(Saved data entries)

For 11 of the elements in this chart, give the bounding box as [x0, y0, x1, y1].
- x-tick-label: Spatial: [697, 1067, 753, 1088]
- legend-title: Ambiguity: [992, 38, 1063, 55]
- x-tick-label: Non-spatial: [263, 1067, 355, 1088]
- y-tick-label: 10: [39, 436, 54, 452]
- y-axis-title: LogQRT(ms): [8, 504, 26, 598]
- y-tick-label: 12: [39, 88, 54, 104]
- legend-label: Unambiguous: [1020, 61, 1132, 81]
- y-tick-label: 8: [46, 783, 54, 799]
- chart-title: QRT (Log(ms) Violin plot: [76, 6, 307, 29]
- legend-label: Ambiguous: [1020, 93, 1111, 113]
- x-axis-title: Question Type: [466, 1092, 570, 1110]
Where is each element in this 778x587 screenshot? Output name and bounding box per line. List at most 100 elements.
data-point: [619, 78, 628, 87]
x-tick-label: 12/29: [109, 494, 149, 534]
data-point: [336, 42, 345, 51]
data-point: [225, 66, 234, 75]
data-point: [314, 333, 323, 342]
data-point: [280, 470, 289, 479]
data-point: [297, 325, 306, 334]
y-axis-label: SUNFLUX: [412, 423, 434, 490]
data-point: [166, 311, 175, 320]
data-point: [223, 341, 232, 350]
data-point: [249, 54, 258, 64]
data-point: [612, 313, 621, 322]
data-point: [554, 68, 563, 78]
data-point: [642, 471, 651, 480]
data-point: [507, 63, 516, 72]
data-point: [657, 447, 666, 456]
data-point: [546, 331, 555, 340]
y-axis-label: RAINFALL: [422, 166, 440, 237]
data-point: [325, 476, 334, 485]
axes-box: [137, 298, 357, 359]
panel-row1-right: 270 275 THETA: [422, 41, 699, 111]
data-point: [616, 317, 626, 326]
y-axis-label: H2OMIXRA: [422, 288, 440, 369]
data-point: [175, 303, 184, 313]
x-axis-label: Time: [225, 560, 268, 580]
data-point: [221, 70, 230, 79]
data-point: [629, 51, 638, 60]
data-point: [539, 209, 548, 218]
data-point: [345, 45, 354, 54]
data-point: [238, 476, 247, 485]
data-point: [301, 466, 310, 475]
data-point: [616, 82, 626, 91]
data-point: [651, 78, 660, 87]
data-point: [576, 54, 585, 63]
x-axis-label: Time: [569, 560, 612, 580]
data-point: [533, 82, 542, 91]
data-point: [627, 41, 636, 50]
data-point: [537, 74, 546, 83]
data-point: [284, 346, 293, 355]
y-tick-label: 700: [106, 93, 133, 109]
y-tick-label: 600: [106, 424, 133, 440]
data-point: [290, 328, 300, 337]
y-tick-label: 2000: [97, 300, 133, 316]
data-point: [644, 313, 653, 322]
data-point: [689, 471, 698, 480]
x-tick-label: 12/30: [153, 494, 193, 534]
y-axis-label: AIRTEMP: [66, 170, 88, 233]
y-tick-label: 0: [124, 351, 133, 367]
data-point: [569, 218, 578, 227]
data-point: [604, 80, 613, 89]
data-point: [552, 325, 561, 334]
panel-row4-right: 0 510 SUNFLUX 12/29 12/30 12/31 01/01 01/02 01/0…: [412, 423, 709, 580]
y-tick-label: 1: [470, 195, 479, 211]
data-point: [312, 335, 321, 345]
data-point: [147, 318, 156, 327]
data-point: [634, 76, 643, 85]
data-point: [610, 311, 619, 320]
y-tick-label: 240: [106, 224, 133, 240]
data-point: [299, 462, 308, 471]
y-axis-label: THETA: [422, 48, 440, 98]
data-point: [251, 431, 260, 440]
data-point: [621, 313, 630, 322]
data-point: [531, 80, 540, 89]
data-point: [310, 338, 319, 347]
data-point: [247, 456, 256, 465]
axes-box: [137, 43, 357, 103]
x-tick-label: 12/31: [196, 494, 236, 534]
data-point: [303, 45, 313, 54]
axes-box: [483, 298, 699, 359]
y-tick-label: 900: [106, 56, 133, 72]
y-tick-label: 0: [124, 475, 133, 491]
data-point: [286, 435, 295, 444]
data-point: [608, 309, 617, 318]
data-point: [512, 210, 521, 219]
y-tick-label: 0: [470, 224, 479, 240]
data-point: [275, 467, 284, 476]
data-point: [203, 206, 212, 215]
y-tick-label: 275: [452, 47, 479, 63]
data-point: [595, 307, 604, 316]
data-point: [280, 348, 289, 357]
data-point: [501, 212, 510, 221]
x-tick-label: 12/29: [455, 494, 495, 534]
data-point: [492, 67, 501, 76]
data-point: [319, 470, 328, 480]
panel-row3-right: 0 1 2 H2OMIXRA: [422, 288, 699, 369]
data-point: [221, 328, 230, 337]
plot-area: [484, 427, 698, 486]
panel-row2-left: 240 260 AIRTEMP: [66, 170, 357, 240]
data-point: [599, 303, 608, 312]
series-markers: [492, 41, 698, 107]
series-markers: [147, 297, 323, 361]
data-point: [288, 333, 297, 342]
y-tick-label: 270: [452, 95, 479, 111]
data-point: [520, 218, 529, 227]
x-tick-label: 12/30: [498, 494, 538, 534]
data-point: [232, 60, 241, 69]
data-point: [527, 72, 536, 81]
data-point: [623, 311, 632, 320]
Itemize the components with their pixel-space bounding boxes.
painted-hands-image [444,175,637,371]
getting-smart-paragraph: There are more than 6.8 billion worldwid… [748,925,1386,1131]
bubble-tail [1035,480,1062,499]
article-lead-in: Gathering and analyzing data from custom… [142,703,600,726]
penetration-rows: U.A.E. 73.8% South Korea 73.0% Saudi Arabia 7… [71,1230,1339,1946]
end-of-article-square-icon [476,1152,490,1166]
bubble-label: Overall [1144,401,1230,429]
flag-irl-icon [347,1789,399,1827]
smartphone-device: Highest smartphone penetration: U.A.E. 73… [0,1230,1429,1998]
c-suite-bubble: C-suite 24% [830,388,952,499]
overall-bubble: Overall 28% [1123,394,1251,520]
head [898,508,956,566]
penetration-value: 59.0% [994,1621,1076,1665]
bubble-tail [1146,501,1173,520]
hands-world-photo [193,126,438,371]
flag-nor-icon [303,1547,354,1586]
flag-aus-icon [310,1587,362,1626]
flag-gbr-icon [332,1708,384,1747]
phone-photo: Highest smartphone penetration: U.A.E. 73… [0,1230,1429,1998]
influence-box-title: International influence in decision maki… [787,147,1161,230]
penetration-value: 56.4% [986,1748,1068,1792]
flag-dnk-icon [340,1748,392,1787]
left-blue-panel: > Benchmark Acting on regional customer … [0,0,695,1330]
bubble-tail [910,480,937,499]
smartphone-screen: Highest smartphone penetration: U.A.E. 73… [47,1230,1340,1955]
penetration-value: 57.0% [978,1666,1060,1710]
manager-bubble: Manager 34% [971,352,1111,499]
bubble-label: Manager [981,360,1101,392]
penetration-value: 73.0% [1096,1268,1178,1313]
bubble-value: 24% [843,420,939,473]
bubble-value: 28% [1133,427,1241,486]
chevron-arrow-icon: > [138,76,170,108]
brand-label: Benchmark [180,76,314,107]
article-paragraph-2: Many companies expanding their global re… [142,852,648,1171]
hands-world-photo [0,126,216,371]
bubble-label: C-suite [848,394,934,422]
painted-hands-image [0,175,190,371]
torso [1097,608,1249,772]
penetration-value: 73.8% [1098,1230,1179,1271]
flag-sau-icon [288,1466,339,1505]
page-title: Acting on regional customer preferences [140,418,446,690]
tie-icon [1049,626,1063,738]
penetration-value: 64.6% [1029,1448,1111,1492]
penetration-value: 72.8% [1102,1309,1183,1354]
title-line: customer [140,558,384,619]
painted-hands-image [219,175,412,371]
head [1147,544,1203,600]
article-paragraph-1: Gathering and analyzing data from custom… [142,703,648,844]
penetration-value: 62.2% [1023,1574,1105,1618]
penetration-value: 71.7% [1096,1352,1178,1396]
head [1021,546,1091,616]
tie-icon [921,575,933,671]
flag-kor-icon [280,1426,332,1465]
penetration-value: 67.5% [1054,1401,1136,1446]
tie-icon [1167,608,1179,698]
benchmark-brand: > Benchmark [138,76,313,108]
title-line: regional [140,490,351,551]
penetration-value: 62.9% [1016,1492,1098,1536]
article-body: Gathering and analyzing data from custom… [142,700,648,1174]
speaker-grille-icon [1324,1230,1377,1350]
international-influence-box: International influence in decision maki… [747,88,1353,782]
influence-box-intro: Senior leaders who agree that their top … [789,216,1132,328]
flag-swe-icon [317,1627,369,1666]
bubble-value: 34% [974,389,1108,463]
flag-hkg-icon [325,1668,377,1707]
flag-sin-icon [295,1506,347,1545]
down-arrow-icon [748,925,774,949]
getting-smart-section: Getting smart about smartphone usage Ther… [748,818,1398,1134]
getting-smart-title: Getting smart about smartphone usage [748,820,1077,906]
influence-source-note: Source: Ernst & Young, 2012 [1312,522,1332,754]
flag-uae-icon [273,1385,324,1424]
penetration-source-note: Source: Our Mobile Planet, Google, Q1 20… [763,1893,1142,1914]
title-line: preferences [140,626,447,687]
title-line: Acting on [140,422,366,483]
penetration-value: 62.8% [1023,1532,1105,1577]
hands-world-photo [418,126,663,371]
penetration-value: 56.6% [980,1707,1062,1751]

PROBLEM:
Edit the records from the start through the line with "- x-tick-label: Non-spatial: [263, 1067, 355, 1088]" so that "bounding box" becomes "enclosing box", keeping everything else the same.

TASK SOLUTION:
For 11 of the elements in this chart, give the enclosing box as [x0, y0, x1, y1].
- x-tick-label: Spatial: [697, 1067, 753, 1088]
- legend-title: Ambiguity: [992, 38, 1063, 55]
- x-tick-label: Non-spatial: [263, 1067, 355, 1088]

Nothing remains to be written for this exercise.